Lines of data
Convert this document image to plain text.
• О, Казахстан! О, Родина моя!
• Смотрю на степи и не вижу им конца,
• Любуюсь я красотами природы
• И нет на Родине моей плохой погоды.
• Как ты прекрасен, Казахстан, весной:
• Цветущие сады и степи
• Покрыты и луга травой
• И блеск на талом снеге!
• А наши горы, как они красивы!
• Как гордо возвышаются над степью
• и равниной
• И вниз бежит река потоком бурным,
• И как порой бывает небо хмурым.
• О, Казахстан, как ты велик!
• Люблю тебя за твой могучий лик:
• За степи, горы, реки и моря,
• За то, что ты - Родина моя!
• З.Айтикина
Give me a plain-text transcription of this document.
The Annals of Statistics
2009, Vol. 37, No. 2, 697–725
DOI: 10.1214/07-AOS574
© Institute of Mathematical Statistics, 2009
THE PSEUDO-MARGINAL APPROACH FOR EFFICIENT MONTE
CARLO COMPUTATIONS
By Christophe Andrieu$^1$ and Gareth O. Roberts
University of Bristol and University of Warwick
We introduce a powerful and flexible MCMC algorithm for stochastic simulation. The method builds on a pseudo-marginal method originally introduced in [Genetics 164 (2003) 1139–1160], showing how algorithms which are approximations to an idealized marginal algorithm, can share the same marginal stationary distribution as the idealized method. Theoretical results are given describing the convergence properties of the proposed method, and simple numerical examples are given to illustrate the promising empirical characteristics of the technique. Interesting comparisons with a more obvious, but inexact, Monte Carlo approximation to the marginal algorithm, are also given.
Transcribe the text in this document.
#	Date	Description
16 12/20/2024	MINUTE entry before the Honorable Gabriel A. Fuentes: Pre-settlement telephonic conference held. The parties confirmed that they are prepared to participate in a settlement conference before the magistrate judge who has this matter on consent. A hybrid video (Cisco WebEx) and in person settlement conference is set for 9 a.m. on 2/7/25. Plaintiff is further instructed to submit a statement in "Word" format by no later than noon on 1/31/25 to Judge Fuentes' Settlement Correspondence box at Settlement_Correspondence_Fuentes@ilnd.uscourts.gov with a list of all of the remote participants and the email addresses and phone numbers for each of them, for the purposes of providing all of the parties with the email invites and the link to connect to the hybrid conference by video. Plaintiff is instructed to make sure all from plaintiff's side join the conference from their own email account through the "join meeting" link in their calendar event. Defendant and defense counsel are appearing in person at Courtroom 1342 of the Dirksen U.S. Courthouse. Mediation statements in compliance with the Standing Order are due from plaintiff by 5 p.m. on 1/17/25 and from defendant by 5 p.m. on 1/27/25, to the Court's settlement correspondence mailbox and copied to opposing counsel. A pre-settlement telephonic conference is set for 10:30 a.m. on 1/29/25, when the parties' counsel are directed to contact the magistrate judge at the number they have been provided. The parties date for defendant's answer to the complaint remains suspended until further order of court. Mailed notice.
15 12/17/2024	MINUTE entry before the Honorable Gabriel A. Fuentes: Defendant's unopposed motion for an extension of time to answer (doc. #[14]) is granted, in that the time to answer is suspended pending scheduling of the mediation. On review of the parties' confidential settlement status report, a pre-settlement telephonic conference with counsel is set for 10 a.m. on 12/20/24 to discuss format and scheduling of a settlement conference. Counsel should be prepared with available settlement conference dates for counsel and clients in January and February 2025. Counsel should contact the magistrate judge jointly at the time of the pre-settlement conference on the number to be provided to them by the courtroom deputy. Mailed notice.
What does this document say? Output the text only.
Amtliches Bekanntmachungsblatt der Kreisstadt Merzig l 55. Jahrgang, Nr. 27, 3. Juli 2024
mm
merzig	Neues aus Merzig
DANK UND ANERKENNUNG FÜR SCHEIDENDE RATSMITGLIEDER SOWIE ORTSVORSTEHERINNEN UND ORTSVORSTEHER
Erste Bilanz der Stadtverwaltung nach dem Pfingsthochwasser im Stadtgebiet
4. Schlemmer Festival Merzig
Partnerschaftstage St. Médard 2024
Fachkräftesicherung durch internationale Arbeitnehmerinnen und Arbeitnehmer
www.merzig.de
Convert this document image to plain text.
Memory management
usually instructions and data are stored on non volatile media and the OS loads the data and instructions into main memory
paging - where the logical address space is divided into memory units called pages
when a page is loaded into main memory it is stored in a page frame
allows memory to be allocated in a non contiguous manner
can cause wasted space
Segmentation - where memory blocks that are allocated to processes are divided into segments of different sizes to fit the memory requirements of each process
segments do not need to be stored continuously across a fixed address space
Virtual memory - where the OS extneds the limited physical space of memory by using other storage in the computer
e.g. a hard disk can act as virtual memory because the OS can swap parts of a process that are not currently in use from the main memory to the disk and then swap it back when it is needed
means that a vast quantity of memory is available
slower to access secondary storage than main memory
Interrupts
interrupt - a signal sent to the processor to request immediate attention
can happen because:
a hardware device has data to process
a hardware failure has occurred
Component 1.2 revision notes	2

The request »
Gather up every line from the listing above in which the word "allocated" occurs.

The answer »
allows memory to be allocated in a non contiguous manner
Segmentation - where memory blocks that are allocated to processes are divided into segments of different sizes to fit the memory requirements of each process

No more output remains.